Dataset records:
>> START

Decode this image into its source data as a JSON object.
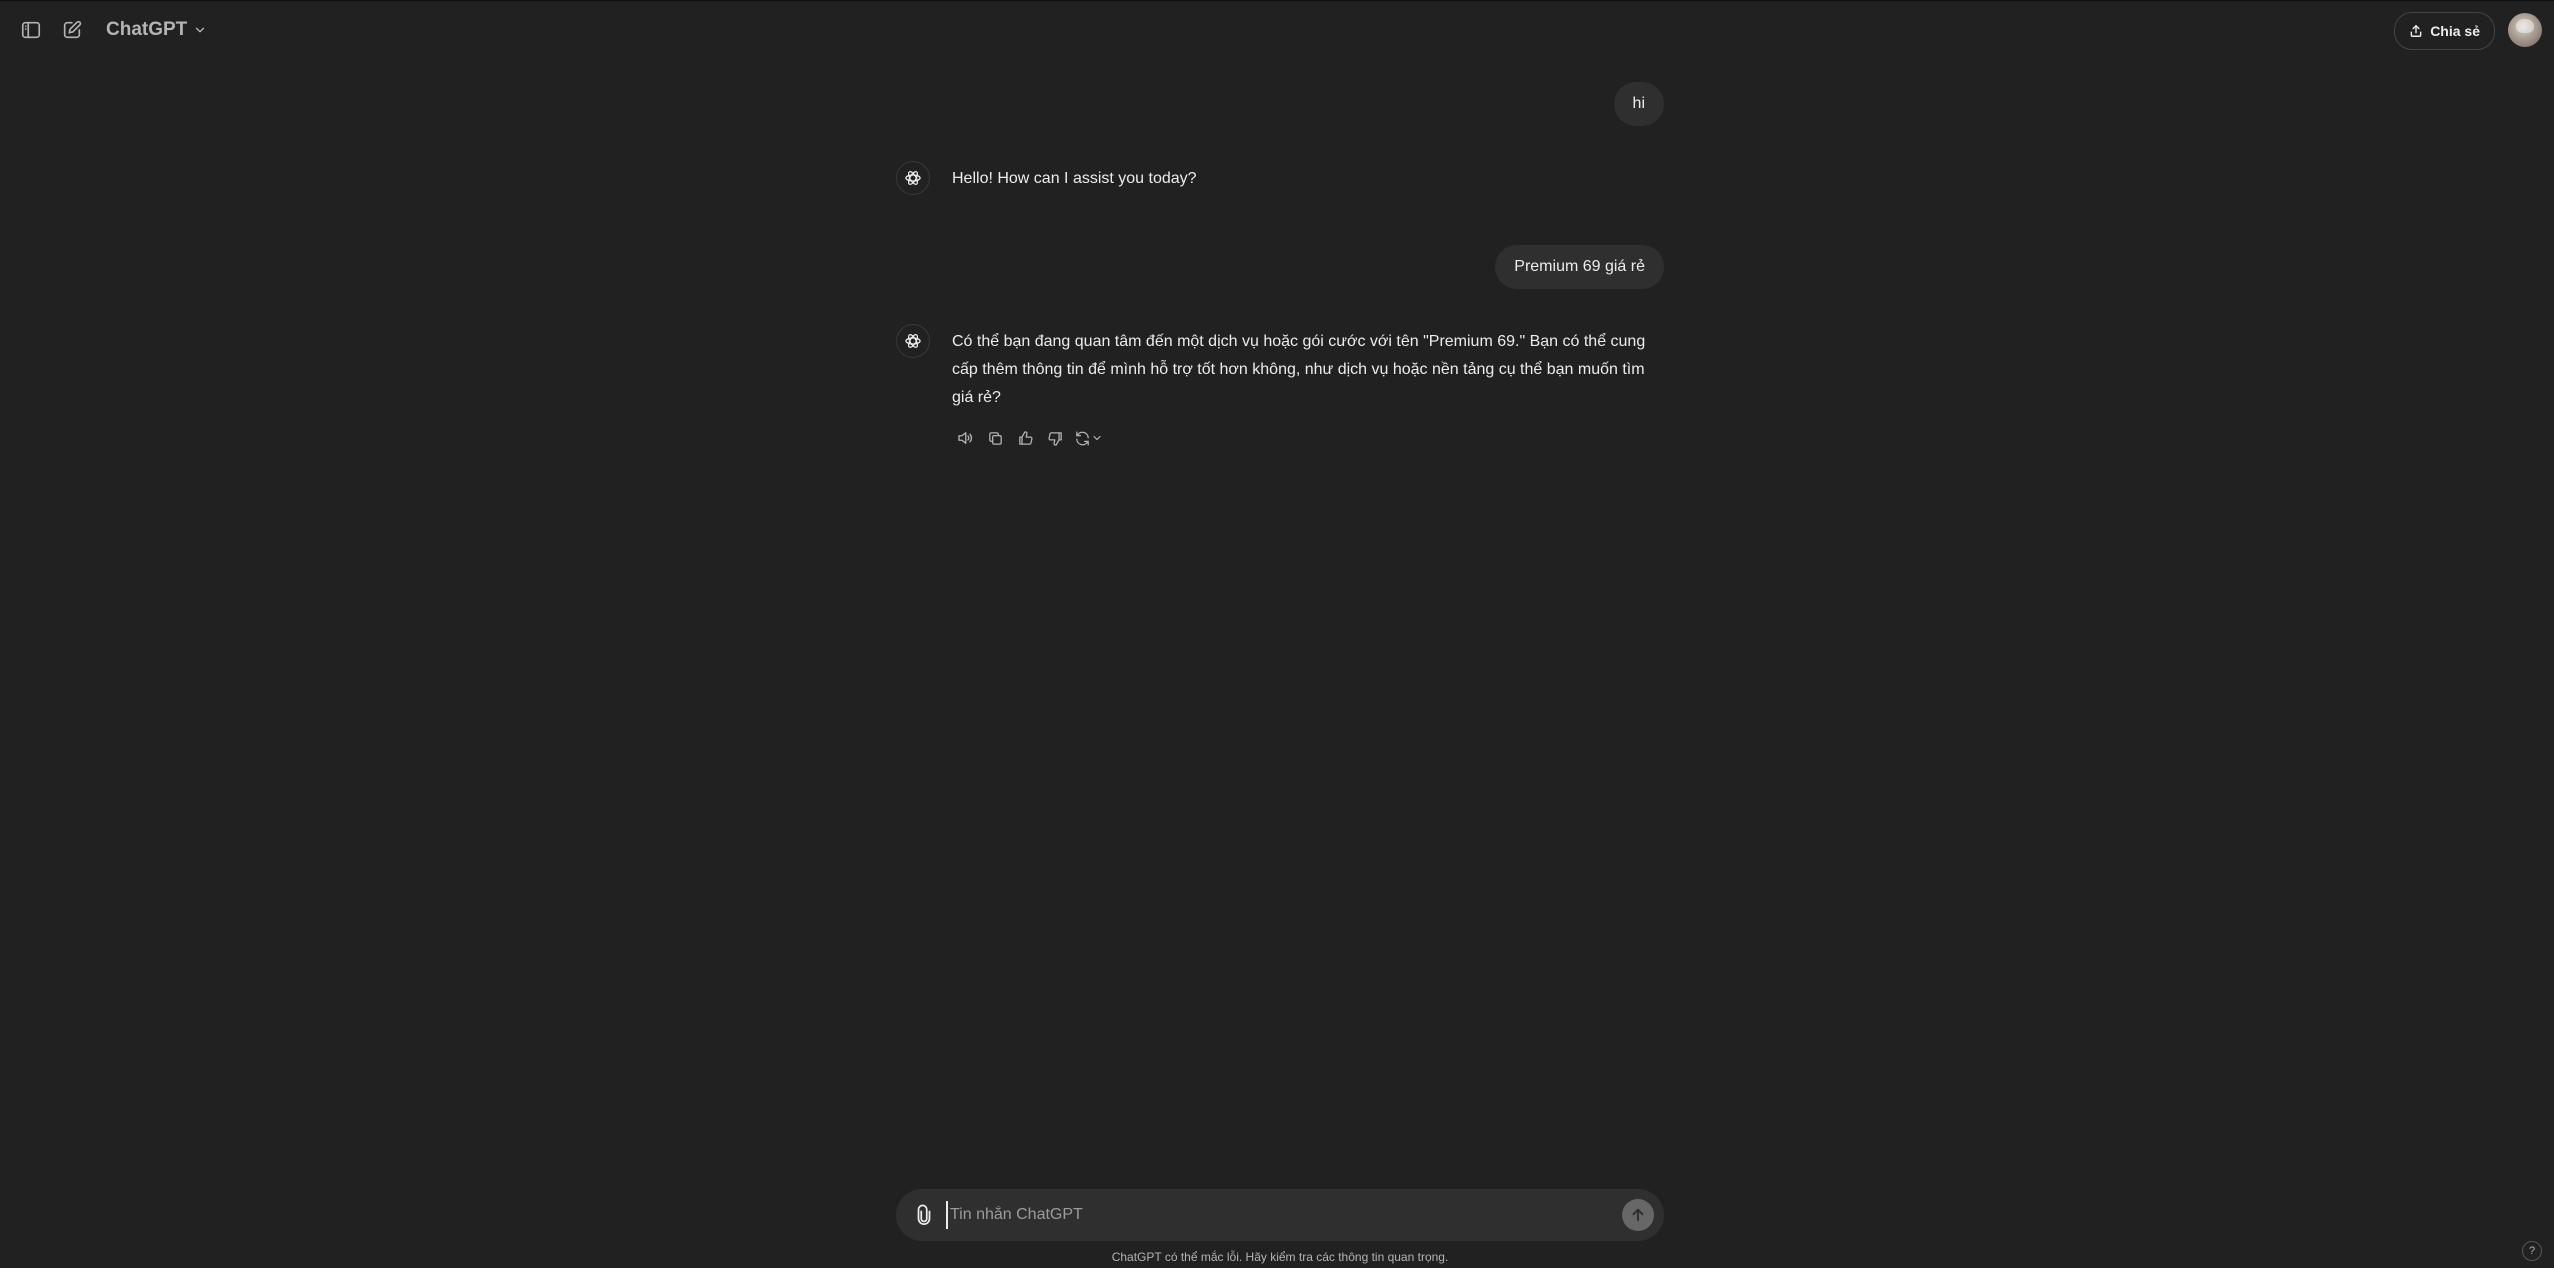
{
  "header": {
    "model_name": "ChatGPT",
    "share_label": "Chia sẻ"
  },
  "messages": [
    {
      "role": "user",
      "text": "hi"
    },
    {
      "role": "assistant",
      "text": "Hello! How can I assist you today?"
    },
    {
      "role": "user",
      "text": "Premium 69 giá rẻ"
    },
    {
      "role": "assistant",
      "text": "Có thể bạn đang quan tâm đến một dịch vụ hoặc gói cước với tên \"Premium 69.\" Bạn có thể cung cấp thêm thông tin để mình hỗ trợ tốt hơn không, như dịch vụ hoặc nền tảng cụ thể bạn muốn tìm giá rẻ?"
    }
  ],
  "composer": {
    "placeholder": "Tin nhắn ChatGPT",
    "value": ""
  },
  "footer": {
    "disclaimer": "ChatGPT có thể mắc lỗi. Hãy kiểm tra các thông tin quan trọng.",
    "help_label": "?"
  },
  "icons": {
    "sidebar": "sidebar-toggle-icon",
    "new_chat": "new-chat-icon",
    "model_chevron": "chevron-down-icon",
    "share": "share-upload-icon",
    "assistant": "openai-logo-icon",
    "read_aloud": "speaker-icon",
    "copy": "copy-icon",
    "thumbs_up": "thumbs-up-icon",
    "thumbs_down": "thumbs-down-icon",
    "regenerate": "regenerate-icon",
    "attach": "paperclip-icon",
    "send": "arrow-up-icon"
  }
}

>> END
>> START

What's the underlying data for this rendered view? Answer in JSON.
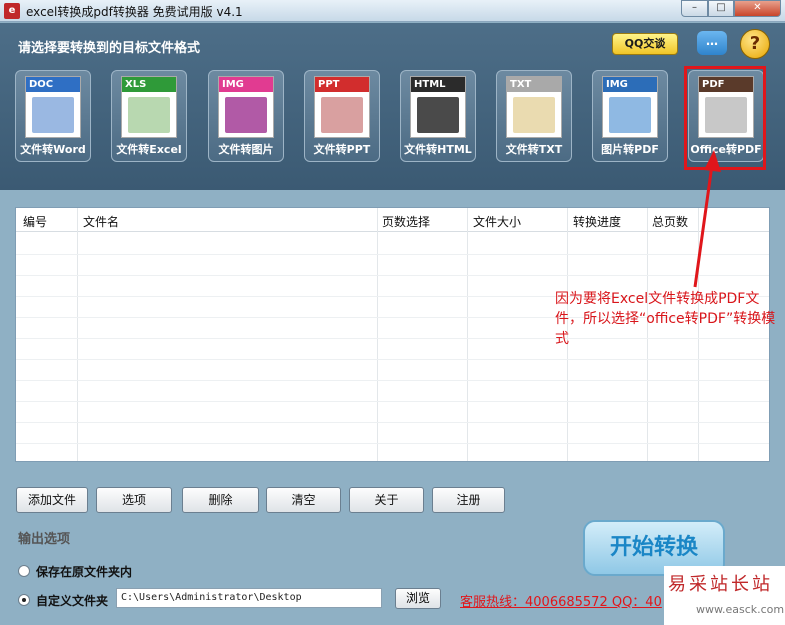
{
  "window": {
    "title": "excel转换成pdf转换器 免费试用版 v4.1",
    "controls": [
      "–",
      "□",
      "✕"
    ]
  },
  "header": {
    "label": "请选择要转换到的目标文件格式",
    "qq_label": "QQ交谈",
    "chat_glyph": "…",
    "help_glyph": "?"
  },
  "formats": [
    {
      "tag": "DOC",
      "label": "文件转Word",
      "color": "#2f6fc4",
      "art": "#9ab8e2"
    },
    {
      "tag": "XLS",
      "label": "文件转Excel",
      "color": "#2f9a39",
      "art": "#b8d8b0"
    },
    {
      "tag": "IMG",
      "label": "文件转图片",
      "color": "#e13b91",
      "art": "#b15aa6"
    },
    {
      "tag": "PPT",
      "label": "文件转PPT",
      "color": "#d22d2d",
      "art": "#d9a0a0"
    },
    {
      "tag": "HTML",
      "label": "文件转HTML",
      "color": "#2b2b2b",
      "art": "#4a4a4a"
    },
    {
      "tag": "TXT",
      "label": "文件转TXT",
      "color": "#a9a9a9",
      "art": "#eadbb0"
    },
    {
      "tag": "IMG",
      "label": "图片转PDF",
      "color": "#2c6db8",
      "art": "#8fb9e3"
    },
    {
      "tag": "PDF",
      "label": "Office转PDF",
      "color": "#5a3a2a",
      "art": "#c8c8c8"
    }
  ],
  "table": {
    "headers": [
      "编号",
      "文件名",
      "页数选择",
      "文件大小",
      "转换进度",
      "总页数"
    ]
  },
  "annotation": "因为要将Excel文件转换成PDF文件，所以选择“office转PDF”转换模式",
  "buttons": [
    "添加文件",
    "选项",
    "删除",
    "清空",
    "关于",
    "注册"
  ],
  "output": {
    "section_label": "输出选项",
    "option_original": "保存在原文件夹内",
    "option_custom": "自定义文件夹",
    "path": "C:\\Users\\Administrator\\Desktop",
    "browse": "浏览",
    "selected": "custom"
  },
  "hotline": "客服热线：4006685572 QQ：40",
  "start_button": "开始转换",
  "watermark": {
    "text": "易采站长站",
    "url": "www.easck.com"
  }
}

>> END
>> START

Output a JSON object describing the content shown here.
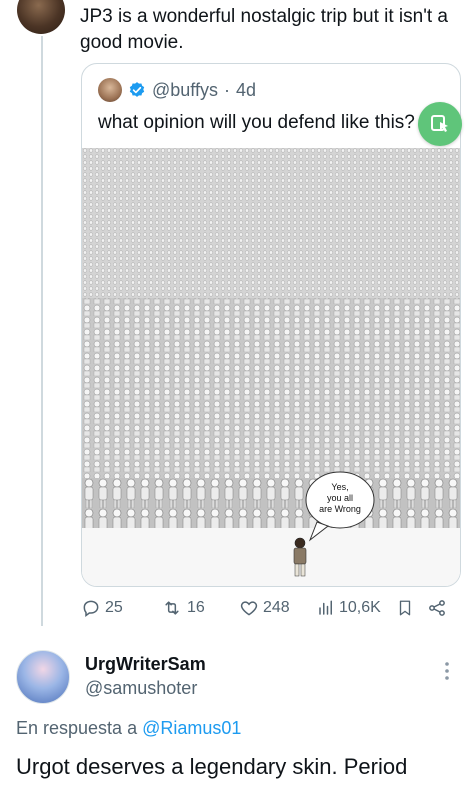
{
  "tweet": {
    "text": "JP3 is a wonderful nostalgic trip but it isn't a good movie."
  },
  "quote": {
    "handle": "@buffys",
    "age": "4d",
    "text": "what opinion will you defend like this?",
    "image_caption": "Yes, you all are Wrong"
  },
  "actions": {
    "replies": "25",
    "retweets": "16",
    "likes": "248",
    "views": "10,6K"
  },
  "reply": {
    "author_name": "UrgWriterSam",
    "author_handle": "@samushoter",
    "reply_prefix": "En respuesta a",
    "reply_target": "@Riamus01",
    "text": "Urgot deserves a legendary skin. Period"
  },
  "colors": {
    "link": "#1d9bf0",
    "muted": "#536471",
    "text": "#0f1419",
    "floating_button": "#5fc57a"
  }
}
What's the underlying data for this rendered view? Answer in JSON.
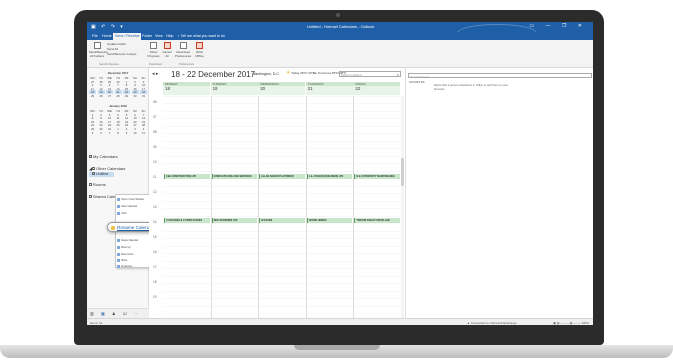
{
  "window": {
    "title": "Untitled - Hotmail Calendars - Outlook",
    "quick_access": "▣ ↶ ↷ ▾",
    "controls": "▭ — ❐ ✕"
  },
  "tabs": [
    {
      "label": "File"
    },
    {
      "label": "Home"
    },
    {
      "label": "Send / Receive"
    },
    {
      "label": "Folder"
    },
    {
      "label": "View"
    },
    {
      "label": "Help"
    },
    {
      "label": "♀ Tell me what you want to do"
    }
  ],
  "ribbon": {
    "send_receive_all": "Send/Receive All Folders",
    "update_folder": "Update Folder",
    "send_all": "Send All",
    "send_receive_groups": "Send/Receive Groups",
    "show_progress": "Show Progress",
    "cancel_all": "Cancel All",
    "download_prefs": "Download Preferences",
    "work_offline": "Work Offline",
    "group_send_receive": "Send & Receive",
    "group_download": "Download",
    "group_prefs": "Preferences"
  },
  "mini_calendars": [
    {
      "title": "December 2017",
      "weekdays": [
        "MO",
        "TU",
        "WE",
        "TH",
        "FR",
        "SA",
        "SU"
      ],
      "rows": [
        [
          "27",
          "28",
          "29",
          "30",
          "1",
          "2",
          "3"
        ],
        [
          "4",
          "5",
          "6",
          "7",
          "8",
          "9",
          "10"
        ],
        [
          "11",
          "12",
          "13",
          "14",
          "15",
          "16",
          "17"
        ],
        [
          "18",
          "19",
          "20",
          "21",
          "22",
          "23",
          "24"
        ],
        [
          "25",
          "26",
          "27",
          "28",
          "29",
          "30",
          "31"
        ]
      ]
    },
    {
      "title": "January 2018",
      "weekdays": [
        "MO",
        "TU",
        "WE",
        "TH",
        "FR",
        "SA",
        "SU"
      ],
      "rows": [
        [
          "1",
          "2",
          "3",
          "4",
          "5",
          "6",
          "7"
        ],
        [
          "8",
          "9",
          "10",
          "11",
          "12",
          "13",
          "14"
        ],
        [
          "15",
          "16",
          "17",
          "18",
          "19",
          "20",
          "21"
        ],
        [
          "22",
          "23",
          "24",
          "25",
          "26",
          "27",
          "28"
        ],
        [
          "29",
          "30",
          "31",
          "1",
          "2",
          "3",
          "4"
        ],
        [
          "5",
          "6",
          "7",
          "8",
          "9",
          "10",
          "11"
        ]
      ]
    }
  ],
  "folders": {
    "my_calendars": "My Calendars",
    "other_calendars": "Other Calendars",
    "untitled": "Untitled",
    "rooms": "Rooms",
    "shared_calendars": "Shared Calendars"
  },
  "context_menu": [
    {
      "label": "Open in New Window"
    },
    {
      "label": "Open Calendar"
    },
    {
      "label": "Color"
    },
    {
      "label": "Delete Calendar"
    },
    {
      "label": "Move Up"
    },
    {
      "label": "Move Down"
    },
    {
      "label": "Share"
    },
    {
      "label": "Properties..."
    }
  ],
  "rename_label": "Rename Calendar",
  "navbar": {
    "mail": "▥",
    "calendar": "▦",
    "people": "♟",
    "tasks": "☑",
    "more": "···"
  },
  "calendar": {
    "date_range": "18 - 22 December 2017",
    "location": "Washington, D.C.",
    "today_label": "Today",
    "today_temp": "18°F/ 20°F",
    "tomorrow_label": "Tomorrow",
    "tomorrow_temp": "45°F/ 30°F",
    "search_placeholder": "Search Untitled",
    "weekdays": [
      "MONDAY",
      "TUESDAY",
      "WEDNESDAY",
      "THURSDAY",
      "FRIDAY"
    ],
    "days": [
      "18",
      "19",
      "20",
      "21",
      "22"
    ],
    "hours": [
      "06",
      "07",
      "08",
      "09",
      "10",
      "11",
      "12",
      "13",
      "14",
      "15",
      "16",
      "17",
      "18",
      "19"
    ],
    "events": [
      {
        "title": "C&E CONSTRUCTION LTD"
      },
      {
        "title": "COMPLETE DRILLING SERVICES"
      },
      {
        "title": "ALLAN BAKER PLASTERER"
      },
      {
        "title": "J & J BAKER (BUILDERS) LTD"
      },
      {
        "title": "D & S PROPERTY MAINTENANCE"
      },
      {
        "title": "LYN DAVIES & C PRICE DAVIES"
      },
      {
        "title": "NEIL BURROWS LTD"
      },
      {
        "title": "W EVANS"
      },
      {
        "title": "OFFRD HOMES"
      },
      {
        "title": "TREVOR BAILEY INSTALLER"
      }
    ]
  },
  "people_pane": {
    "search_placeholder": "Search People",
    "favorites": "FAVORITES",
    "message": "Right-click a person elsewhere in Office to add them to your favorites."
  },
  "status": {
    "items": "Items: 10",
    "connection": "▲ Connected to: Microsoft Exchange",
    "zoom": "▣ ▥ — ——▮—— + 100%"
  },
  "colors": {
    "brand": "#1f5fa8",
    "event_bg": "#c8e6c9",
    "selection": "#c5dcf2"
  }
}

>> END

## EXERCISE
Scan the data for the word "thông" and copy every line where it shows up.

## ANSWER IN FULL
      "text": "Có thể bạn đang quan tâm đến một dịch vụ hoặc gói cước với tên \"Premium 69.\" Bạn có thể cung cấp thêm thông tin để mình hỗ trợ tốt hơn không, như dịch vụ hoặc nền tảng cụ thể bạn muốn tìm giá rẻ?"
    "disclaimer": "ChatGPT có thể mắc lỗi. Hãy kiểm tra các thông tin quan trọng.",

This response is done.